Supplied material -
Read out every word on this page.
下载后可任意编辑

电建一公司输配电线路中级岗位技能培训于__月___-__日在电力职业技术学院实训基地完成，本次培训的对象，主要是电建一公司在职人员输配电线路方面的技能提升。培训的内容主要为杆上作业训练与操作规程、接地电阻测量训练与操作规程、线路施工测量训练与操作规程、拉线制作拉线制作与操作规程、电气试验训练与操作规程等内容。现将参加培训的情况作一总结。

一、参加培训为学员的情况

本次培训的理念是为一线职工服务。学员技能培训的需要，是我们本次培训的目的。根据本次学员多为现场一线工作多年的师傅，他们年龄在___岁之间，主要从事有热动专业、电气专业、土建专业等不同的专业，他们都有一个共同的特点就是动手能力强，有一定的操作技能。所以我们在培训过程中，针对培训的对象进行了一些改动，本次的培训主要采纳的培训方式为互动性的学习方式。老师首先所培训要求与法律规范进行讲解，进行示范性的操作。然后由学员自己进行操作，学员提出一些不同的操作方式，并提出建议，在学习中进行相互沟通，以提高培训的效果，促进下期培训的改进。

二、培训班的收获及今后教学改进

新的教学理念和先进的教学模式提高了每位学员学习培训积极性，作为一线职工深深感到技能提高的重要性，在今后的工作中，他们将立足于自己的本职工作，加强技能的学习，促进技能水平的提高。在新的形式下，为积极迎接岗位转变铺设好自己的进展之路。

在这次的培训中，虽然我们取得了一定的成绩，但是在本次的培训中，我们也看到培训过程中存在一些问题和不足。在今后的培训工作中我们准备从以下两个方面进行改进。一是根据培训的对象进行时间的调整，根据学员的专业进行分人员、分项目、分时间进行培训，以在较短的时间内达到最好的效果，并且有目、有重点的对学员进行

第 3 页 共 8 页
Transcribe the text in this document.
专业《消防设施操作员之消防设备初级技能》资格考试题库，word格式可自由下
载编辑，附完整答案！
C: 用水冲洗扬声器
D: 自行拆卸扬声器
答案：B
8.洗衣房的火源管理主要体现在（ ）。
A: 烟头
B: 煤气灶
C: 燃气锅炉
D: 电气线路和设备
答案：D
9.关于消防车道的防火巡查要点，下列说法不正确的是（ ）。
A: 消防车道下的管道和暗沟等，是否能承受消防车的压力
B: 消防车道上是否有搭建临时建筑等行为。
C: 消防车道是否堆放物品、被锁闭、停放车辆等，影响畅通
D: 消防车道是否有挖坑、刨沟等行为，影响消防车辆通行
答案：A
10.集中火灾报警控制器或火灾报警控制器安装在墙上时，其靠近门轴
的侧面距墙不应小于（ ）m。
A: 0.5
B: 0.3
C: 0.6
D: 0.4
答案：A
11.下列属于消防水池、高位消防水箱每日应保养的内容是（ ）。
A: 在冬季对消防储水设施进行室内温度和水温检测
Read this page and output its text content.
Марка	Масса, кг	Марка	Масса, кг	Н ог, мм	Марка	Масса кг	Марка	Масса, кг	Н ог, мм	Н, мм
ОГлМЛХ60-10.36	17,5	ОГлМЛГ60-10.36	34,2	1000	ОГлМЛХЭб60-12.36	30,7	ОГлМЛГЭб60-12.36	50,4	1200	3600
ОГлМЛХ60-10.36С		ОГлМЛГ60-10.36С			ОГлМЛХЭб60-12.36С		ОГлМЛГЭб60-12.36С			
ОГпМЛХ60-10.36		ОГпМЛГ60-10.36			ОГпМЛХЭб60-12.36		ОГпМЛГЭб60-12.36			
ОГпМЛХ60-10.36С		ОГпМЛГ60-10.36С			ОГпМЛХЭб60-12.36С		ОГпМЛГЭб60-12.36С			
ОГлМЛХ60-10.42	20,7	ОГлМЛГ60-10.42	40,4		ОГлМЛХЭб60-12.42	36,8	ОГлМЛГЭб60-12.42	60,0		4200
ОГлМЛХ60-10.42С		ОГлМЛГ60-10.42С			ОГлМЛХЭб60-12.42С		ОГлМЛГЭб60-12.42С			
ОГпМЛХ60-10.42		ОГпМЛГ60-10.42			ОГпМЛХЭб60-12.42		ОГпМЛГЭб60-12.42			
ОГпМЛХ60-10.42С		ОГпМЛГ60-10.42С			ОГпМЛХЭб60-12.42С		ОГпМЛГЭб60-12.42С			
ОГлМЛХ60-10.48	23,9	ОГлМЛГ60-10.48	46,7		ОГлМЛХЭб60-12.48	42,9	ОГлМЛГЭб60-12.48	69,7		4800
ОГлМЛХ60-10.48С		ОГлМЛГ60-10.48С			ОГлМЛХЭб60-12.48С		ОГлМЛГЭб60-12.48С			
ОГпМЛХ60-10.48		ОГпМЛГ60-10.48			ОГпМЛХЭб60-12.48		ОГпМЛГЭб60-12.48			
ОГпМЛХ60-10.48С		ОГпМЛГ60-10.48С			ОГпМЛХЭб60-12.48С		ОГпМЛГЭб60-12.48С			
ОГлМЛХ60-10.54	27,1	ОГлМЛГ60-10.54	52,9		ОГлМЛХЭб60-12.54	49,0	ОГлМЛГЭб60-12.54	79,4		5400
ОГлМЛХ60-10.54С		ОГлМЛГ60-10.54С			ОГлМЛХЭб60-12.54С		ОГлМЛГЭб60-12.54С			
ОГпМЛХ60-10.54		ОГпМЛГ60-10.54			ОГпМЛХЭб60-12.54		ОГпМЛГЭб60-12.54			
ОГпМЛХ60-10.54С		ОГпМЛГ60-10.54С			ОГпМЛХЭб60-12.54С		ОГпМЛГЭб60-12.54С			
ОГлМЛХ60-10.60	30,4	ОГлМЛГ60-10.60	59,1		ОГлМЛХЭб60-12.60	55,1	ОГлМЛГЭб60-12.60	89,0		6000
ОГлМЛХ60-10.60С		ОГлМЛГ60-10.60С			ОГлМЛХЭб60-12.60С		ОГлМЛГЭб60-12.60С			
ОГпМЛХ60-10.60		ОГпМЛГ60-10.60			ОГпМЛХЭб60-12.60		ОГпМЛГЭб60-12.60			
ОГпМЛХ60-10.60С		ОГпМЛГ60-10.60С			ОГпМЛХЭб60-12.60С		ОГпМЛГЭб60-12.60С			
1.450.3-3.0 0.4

Requirement - Give a word-for-word copy of the records.

Expected output -
Read out every word on this page.
下载后可任意编辑

电建一公司输配电线路中级岗位技能培训于__月___-__日在电力职业技术学院实训基地完成，本次培训的对象，主要是电建一公司在职人员输配电线路方面的技能提升。培训的内容主要为杆上作业训练与操作规程、接地电阻测量训练与操作规程、线路施工测量训练与操作规程、拉线制作拉线制作与操作规程、电气试验训练与操作规程等内容。现将参加培训的情况作一总结。

一、参加培训为学员的情况

本次培训的理念是为一线职工服务。学员技能培训的需要，是我们本次培训的目的。根据本次学员多为现场一线工作多年的师傅，他们年龄在___岁之间，主要从事有热动专业、电气专业、土建专业等不同的专业，他们都有一个共同的特点就是动手能力强，有一定的操作技能。所以我们在培训过程中，针对培训的对象进行了一些改动，本次的培训主要采纳的培训方式为互动性的学习方式。老师首先所培训要求与法律规范进行讲解，进行示范性的操作。然后由学员自己进行操作，学员提出一些不同的操作方式，并提出建议，在学习中进行相互沟通，以提高培训的效果，促进下期培训的改进。

二、培训班的收获及今后教学改进

新的教学理念和先进的教学模式提高了每位学员学习培训积极性，作为一线职工深深感到技能提高的重要性，在今后的工作中，他们将立足于自己的本职工作，加强技能的学习，促进技能水平的提高。在新的形式下，为积极迎接岗位转变铺设好自己的进展之路。

在这次的培训中，虽然我们取得了一定的成绩，但是在本次的培训中，我们也看到培训过程中存在一些问题和不足。在今后的培训工作中我们准备从以下两个方面进行改进。一是根据培训的对象进行时间的调整，根据学员的专业进行分人员、分项目、分时间进行培训，以在较短的时间内达到最好的效果，并且有目、有重点的对学员进行

第 3 页 共 8 页
Transcribe the text in this document.
专业《消防设施操作员之消防设备初级技能》资格考试题库，word格式可自由下
载编辑，附完整答案！
C: 用水冲洗扬声器
D: 自行拆卸扬声器
答案：B
8.洗衣房的火源管理主要体现在（ ）。
A: 烟头
B: 煤气灶
C: 燃气锅炉
D: 电气线路和设备
答案：D
9.关于消防车道的防火巡查要点，下列说法不正确的是（ ）。
A: 消防车道下的管道和暗沟等，是否能承受消防车的压力
B: 消防车道上是否有搭建临时建筑等行为。
C: 消防车道是否堆放物品、被锁闭、停放车辆等，影响畅通
D: 消防车道是否有挖坑、刨沟等行为，影响消防车辆通行
答案：A
10.集中火灾报警控制器或火灾报警控制器安装在墙上时，其靠近门轴
的侧面距墙不应小于（ ）m。
A: 0.5
B: 0.3
C: 0.6
D: 0.4
答案：A
11.下列属于消防水池、高位消防水箱每日应保养的内容是（ ）。
A: 在冬季对消防储水设施进行室内温度和水温检测
Read this page and output its text content.
Марка	Масса, кг	Марка	Масса, кг	Н ог, мм	Марка	Масса кг	Марка	Масса, кг	Н ог, мм	Н, мм
ОГлМЛХ60-10.36	17,5	ОГлМЛГ60-10.36	34,2	1000	ОГлМЛХЭб60-12.36	30,7	ОГлМЛГЭб60-12.36	50,4	1200	3600
ОГлМЛХ60-10.36С		ОГлМЛГ60-10.36С			ОГлМЛХЭб60-12.36С		ОГлМЛГЭб60-12.36С			
ОГпМЛХ60-10.36		ОГпМЛГ60-10.36			ОГпМЛХЭб60-12.36		ОГпМЛГЭб60-12.36			
ОГпМЛХ60-10.36С		ОГпМЛГ60-10.36С			ОГпМЛХЭб60-12.36С		ОГпМЛГЭб60-12.36С			
ОГлМЛХ60-10.42	20,7	ОГлМЛГ60-10.42	40,4		ОГлМЛХЭб60-12.42	36,8	ОГлМЛГЭб60-12.42	60,0		4200
ОГлМЛХ60-10.42С		ОГлМЛГ60-10.42С			ОГлМЛХЭб60-12.42С		ОГлМЛГЭб60-12.42С			
ОГпМЛХ60-10.42		ОГпМЛГ60-10.42			ОГпМЛХЭб60-12.42		ОГпМЛГЭб60-12.42			
ОГпМЛХ60-10.42С		ОГпМЛГ60-10.42С			ОГпМЛХЭб60-12.42С		ОГпМЛГЭб60-12.42С			
ОГлМЛХ60-10.48	23,9	ОГлМЛГ60-10.48	46,7		ОГлМЛХЭб60-12.48	42,9	ОГлМЛГЭб60-12.48	69,7		4800
ОГлМЛХ60-10.48С		ОГлМЛГ60-10.48С			ОГлМЛХЭб60-12.48С		ОГлМЛГЭб60-12.48С			
ОГпМЛХ60-10.48		ОГпМЛГ60-10.48			ОГпМЛХЭб60-12.48		ОГпМЛГЭб60-12.48			
ОГпМЛХ60-10.48С		ОГпМЛГ60-10.48С			ОГпМЛХЭб60-12.48С		ОГпМЛГЭб60-12.48С			
ОГлМЛХ60-10.54	27,1	ОГлМЛГ60-10.54	52,9		ОГлМЛХЭб60-12.54	49,0	ОГлМЛГЭб60-12.54	79,4		5400
ОГлМЛХ60-10.54С		ОГлМЛГ60-10.54С			ОГлМЛХЭб60-12.54С		ОГлМЛГЭб60-12.54С			
ОГпМЛХ60-10.54		ОГпМЛГ60-10.54			ОГпМЛХЭб60-12.54		ОГпМЛГЭб60-12.54			
ОГпМЛХ60-10.54С		ОГпМЛГ60-10.54С			ОГпМЛХЭб60-12.54С		ОГпМЛГЭб60-12.54С			
ОГлМЛХ60-10.60	30,4	ОГлМЛГ60-10.60	59,1		ОГлМЛХЭб60-12.60	55,1	ОГлМЛГЭб60-12.60	89,0		6000
ОГлМЛХ60-10.60С		ОГлМЛГ60-10.60С			ОГлМЛХЭб60-12.60С		ОГлМЛГЭб60-12.60С			
ОГпМЛХ60-10.60		ОГпМЛГ60-10.60			ОГпМЛХЭб60-12.60		ОГпМЛГЭб60-12.60			
ОГпМЛХ60-10.60С		ОГпМЛГ60-10.60С			ОГпМЛХЭб60-12.60С		ОГпМЛГЭб60-12.60С			
1.450.3-3.0 0.4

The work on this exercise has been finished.